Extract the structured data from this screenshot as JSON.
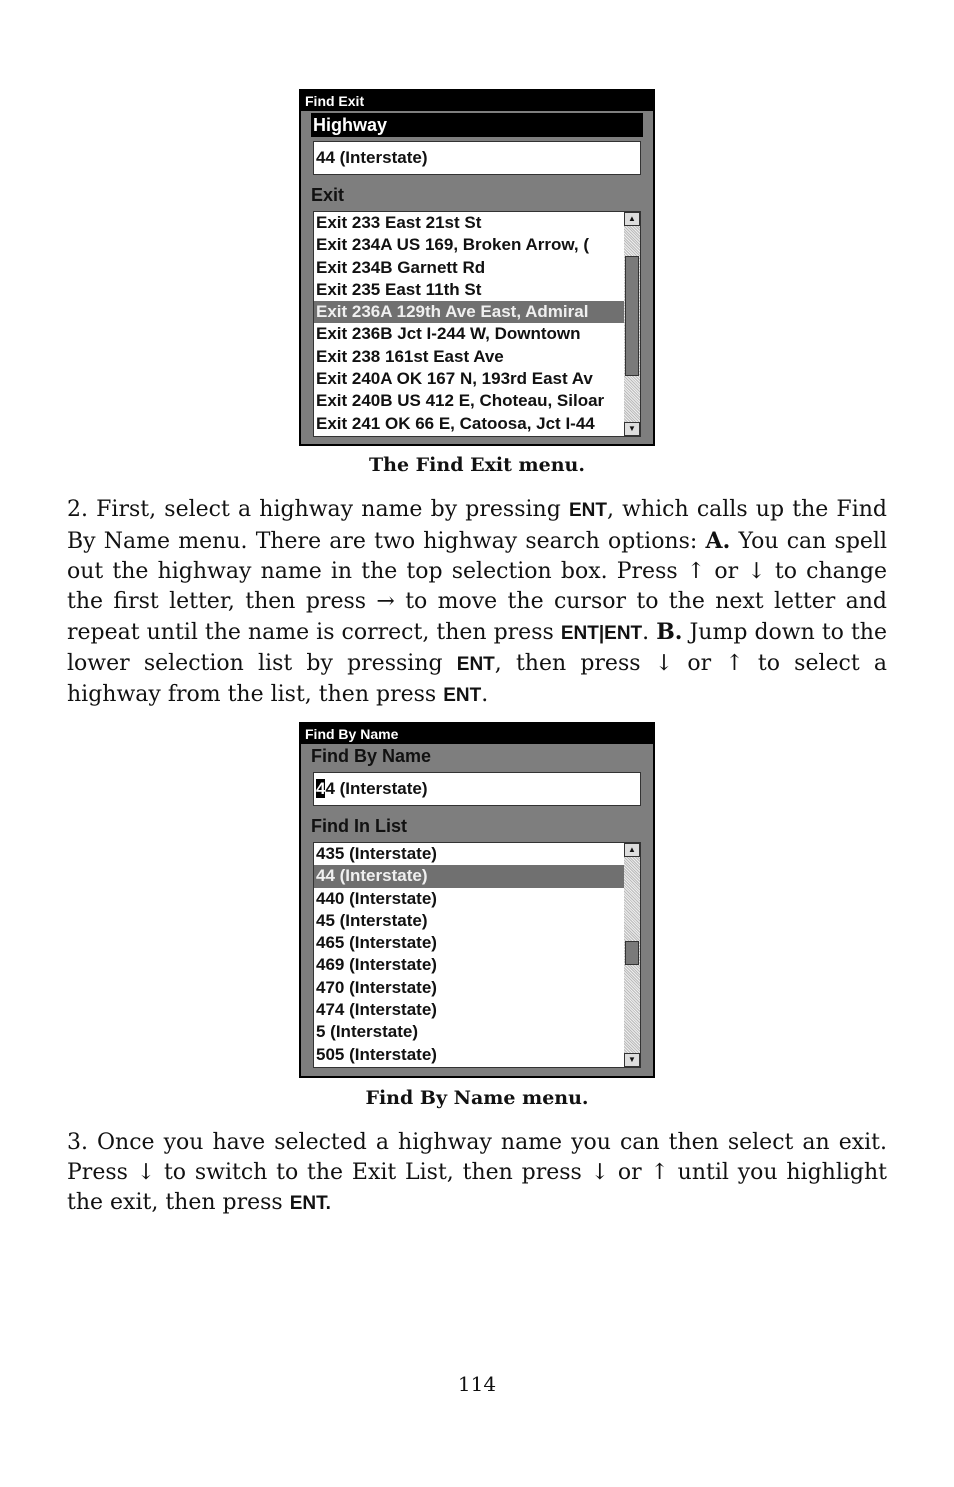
{
  "screen1": {
    "title": "Find Exit",
    "highway_label": "Highway",
    "highway_value": "44 (Interstate)",
    "exit_label": "Exit",
    "exits": [
      "Exit 233 East 21st St",
      "Exit 234A US 169, Broken Arrow, (",
      "Exit 234B Garnett Rd",
      "Exit 235 East 11th St",
      "Exit 236A 129th Ave East, Admiral",
      "Exit 236B Jct I-244 W, Downtown",
      "Exit 238 161st East Ave",
      "Exit 240A OK 167 N, 193rd East Av",
      "Exit 240B US 412 E, Choteau, Siloar",
      "Exit 241 OK 66 E, Catoosa, Jct I-44"
    ],
    "selected_index": 4,
    "caption": "The Find Exit menu."
  },
  "para2": {
    "p1": "2. First, select a highway name by pressing ",
    "k1": "ENT",
    "p2": ", which calls up the Find By Name menu. There are two highway search options: ",
    "a": "A.",
    "p3": " You can spell out the highway name in the top selection box. Press ↑ or ↓ to change the first letter, then press → to move the cursor to the next letter and repeat until the name is correct, then press ",
    "k2": "ENT|ENT",
    "p4": ". ",
    "b": "B.",
    "p5": " Jump down to the lower selection list by pressing ",
    "k3": "ENT",
    "p6": ", then press ↓ or ↑ to select a highway from the list, then press ",
    "k4": "ENT",
    "p7": "."
  },
  "screen2": {
    "title": "Find By Name",
    "name_label": "Find By Name",
    "name_cursor_char": "4",
    "name_rest": "4 (Interstate)",
    "list_label": "Find In List",
    "items": [
      "435 (Interstate)",
      "44 (Interstate)",
      "440 (Interstate)",
      "45 (Interstate)",
      "465 (Interstate)",
      "469 (Interstate)",
      "470 (Interstate)",
      "474 (Interstate)",
      "5 (Interstate)",
      "505 (Interstate)"
    ],
    "selected_index": 1,
    "caption": "Find By Name menu."
  },
  "para3": {
    "text": "3. Once you have selected a highway name you can then select an exit. Press ↓ to switch to the Exit List, then press ↓ or ↑ until you highlight the exit, then press ",
    "key": "ENT."
  },
  "page_number": "114"
}
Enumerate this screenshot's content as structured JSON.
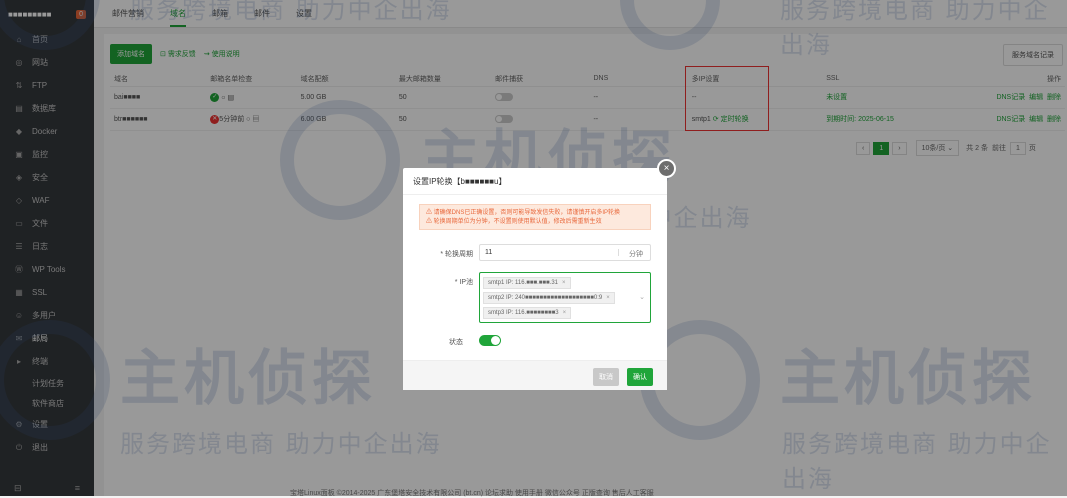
{
  "sidebar": {
    "host": "■■■■■■■■■",
    "badge": "0",
    "items": [
      {
        "label": "首页",
        "icon": "home-icon"
      },
      {
        "label": "网站",
        "icon": "globe-icon"
      },
      {
        "label": "FTP",
        "icon": "ftp-icon"
      },
      {
        "label": "数据库",
        "icon": "database-icon"
      },
      {
        "label": "Docker",
        "icon": "docker-icon"
      },
      {
        "label": "监控",
        "icon": "monitor-icon"
      },
      {
        "label": "安全",
        "icon": "shield-icon"
      },
      {
        "label": "WAF",
        "icon": "waf-icon"
      },
      {
        "label": "文件",
        "icon": "folder-icon"
      },
      {
        "label": "日志",
        "icon": "log-icon"
      },
      {
        "label": "WP Tools",
        "icon": "wordpress-icon"
      },
      {
        "label": "SSL",
        "icon": "ssl-icon"
      },
      {
        "label": "多用户",
        "icon": "users-icon"
      },
      {
        "label": "邮局",
        "icon": "mail-icon"
      },
      {
        "label": "终端",
        "icon": "terminal-icon"
      },
      {
        "label": "计划任务",
        "icon": "clock-icon"
      },
      {
        "label": "软件商店",
        "icon": "store-icon"
      },
      {
        "label": "设置",
        "icon": "gear-icon"
      },
      {
        "label": "退出",
        "icon": "logout-icon"
      }
    ]
  },
  "tabs": [
    "邮件营销",
    "域名",
    "邮箱",
    "邮件",
    "设置"
  ],
  "toolbar": {
    "add_domain": "添加域名",
    "feedback": "需求反馈",
    "manual": "使用说明",
    "logs": "服务域名记录"
  },
  "table": {
    "headers": [
      "域名",
      "邮箱名单检查",
      "域名配额",
      "最大邮箱数量",
      "邮件捕获",
      "DNS",
      "多IP设置",
      "SSL",
      "操作"
    ],
    "rows": [
      {
        "domain": "bai■■■■",
        "check": "",
        "quota": "5.00 GB",
        "max": "50",
        "dns": "--",
        "multi_ip": "--",
        "ip_link": "",
        "ssl": "未设置",
        "ops": [
          "DNS记录",
          "编辑",
          "删除"
        ]
      },
      {
        "domain": "btr■■■■■■",
        "check": "5分钟前",
        "quota": "6.00 GB",
        "max": "50",
        "dns": "--",
        "multi_ip": "smtp1",
        "ip_link": "定时轮换",
        "ssl": "到期时间: 2025-06-15",
        "ops": [
          "DNS记录",
          "编辑",
          "删除"
        ]
      }
    ]
  },
  "pager": {
    "prev": "‹",
    "page": "1",
    "next": "›",
    "per_page": "10条/页",
    "total": "共 2 条",
    "goto": "前往",
    "goto_val": "1",
    "unit": "页"
  },
  "dialog": {
    "title": "设置IP轮换【b■■■■■■u】",
    "warn1": "请确保DNS已正确设置，否则可能导致发信失败，请谨慎开启多IP轮换",
    "warn2": "轮换周期单位为分钟，不设置则使用默认值，修改后需重新生效",
    "period_label": "* 轮换周期",
    "period_value": "11",
    "period_unit": "分钟",
    "ip_label": "* IP池",
    "ips": [
      "smtp1  IP: 116.■■■.■■■.31",
      "smtp2  IP: 240■■■■■■■■■■■■■■■■■■■0:9",
      "smtp3  IP: 116.■■■■■■■■3"
    ],
    "status_label": "状态",
    "cancel": "取消",
    "ok": "确认"
  },
  "footer": "宝塔Linux面板 ©2014-2025 广东堡塔安全技术有限公司 (bt.cn)   论坛求助   使用手册   微信公众号   正版查询   售后人工客服",
  "watermark": {
    "brand": "主机侦探",
    "slogan": "服务跨境电商 助力中企出海"
  }
}
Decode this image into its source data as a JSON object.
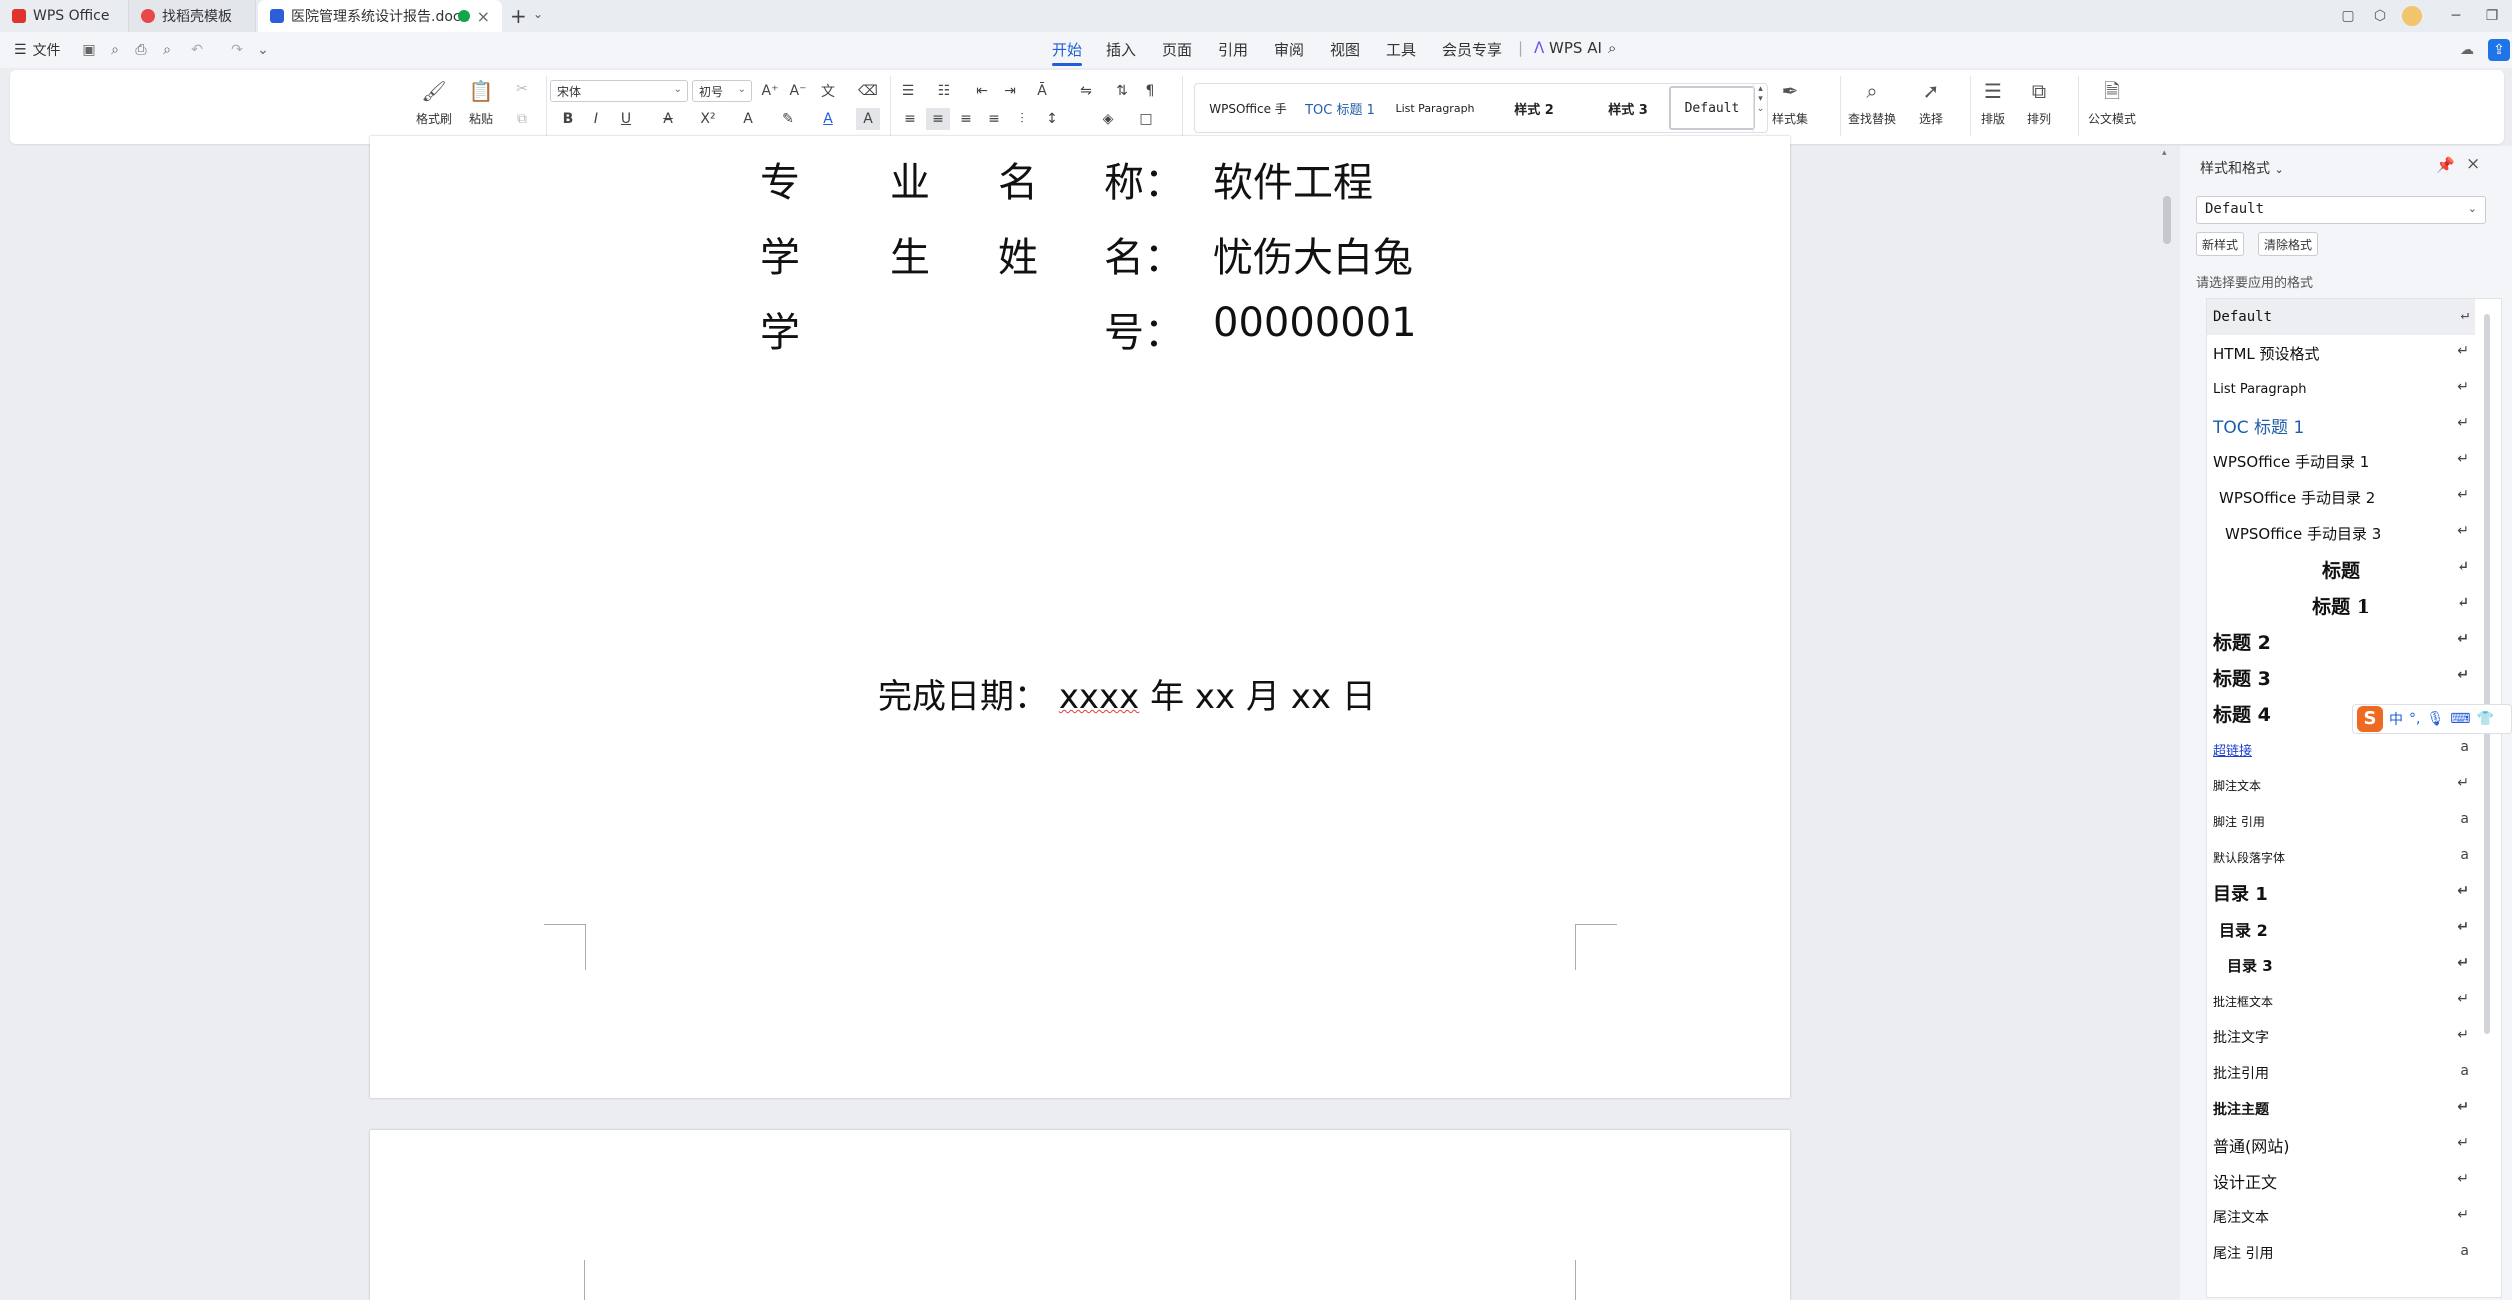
{
  "tabs": [
    {
      "label": "WPS Office",
      "icon": "wps-logo-icon"
    },
    {
      "label": "找稻壳模板",
      "icon": "docer-icon"
    },
    {
      "label": "医院管理系统设计报告.docx",
      "icon": "word-doc-icon",
      "active": true
    }
  ],
  "menubar": {
    "file_label": "文件",
    "tabs": [
      "开始",
      "插入",
      "页面",
      "引用",
      "审阅",
      "视图",
      "工具",
      "会员专享"
    ],
    "wps_ai": "WPS AI",
    "active": "开始"
  },
  "ribbon": {
    "format_painter": "格式刷",
    "paste": "粘贴",
    "font_name": "宋体",
    "font_size": "初号",
    "styles_set": "样式集",
    "find_replace": "查找替换",
    "select": "选择",
    "layout": "排版",
    "arrange": "排列",
    "official_mode": "公文模式",
    "gallery": [
      "WPSOffice 手",
      "TOC 标题 1",
      "List Paragraph",
      "样式 2",
      "样式 3",
      "Default"
    ]
  },
  "document": {
    "major_label": [
      "专",
      "业",
      "名",
      "称："
    ],
    "major_value": "软件工程",
    "student_label": [
      "学",
      "生",
      "姓",
      "名："
    ],
    "student_value": "忧伤大白兔",
    "id_label": [
      "学",
      "号："
    ],
    "id_value": "00000001",
    "date_label": "完成日期：",
    "date_year": "xxxx",
    "date_rest": " 年  xx 月 xx 日"
  },
  "style_pane": {
    "title": "样式和格式",
    "current": "Default",
    "new_style": "新样式",
    "clear_format": "清除格式",
    "hint": "请选择要应用的格式",
    "items": [
      {
        "label": "Default",
        "mark": "↵",
        "active": true
      },
      {
        "label": "HTML 预设格式",
        "mark": "↵"
      },
      {
        "label": "List Paragraph",
        "mark": "↵"
      },
      {
        "label": "TOC 标题 1",
        "mark": "↵"
      },
      {
        "label": "WPSOffice 手动目录 1",
        "mark": "↵"
      },
      {
        "label": "WPSOffice 手动目录 2",
        "mark": "↵"
      },
      {
        "label": "WPSOffice 手动目录 3",
        "mark": "↵"
      },
      {
        "label": "标题",
        "mark": "↵"
      },
      {
        "label": "标题 1",
        "mark": "↵"
      },
      {
        "label": "标题 2",
        "mark": "↵"
      },
      {
        "label": "标题 3",
        "mark": "↵"
      },
      {
        "label": "标题 4",
        "mark": "↵"
      },
      {
        "label": "超链接",
        "mark": "a"
      },
      {
        "label": "脚注文本",
        "mark": "↵"
      },
      {
        "label": "脚注 引用",
        "mark": "a"
      },
      {
        "label": "默认段落字体",
        "mark": "a"
      },
      {
        "label": "目录 1",
        "mark": "↵"
      },
      {
        "label": "目录 2",
        "mark": "↵"
      },
      {
        "label": "目录 3",
        "mark": "↵"
      },
      {
        "label": "批注框文本",
        "mark": "↵"
      },
      {
        "label": "批注文字",
        "mark": "↵"
      },
      {
        "label": "批注引用",
        "mark": "a"
      },
      {
        "label": "批注主题",
        "mark": "↵"
      },
      {
        "label": "普通(网站)",
        "mark": "↵"
      },
      {
        "label": "设计正文",
        "mark": "↵"
      },
      {
        "label": "尾注文本",
        "mark": "↵"
      },
      {
        "label": "尾注 引用",
        "mark": "a"
      }
    ]
  },
  "ime": {
    "lang": "中",
    "punct": "°,"
  }
}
___
### [EXERCISE OBJECTIVE]
From the entries above, return each line with the word "this" in it.

### [EXERCISE RESPONSE]
Extract the structured data from this screenshot as JSON.
Enumerate this screenshot's content as structured JSON.
Decode this image into its source data as a JSON object.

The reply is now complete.